- _WORK INSTRUCTIONS_
Track down each line that has the word "equation" and copy it.

Extracted data entries
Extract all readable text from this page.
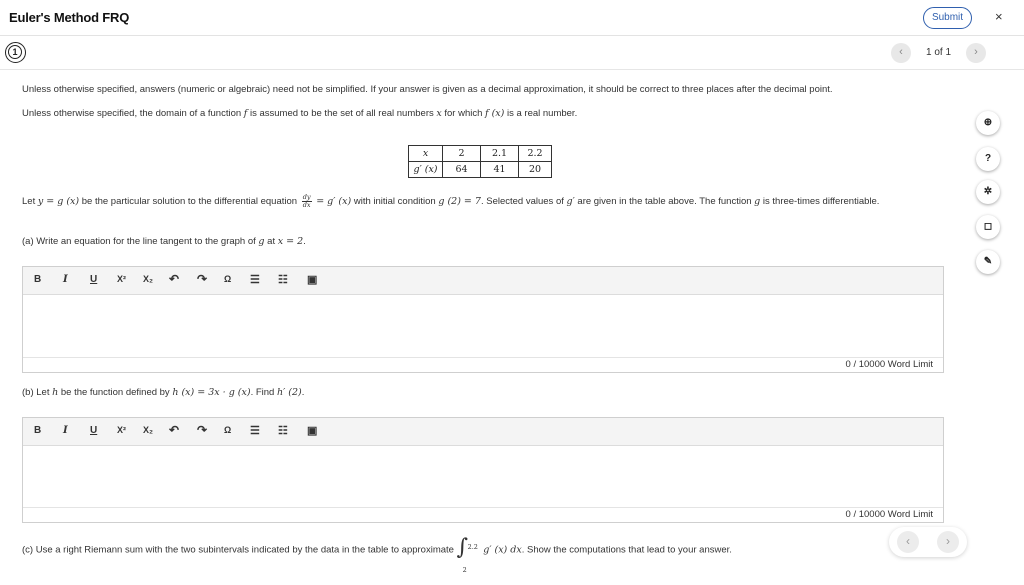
Euler's Method FRQ	Submit	×
1	‹	1 of 1	›
Unless otherwise specified, answers (numeric or algebraic) need not be simplified. If your answer is given as a decimal approximation, it should be correct to three places after the decimal point.
Unless otherwise specified, the domain of a function f is assumed to be the set of all real numbers x for which f (x) is a real number.
x	2	2.1	2.2
g′ (x)	64	41	20
Let y = g (x) be the particular solution to the differential equation $\frac{dy}{dx} = g'$ (x) with initial condition g (2) = 7. Selected values of g′ are given in the table above. The function g is three-times differentiable.
(a) Write an equation for the line tangent to the graph of g at x = 2.
B I U X² X₂ ↶ ↷ Ω ☰ ☷ ▣
0 / 10000 Word Limit
(b) Let h be the function defined by h (x) = 3x · g (x). Find h′ (2).
B I U X² X₂ ↶ ↷ Ω ☰ ☷ ▣
0 / 10000 Word Limit
(c) Use a right Riemann sum with the two subintervals indicated by the data in the table to approximate ∫ 2.2
2
g′ (x) dx. Show the computations that lead to your answer.
⊕
?
✲
◻
✎
‹	›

- _WRITTEN ANSWER_
Let y = g (x) be the particular solution to the differential equation $\frac{dy}{dx} = g'$ (x) with initial condition g (2) = 7. Selected values of g′ are given in the table above. The function g is three-times differentiable.
(a) Write an equation for the line tangent to the graph of g at x = 2.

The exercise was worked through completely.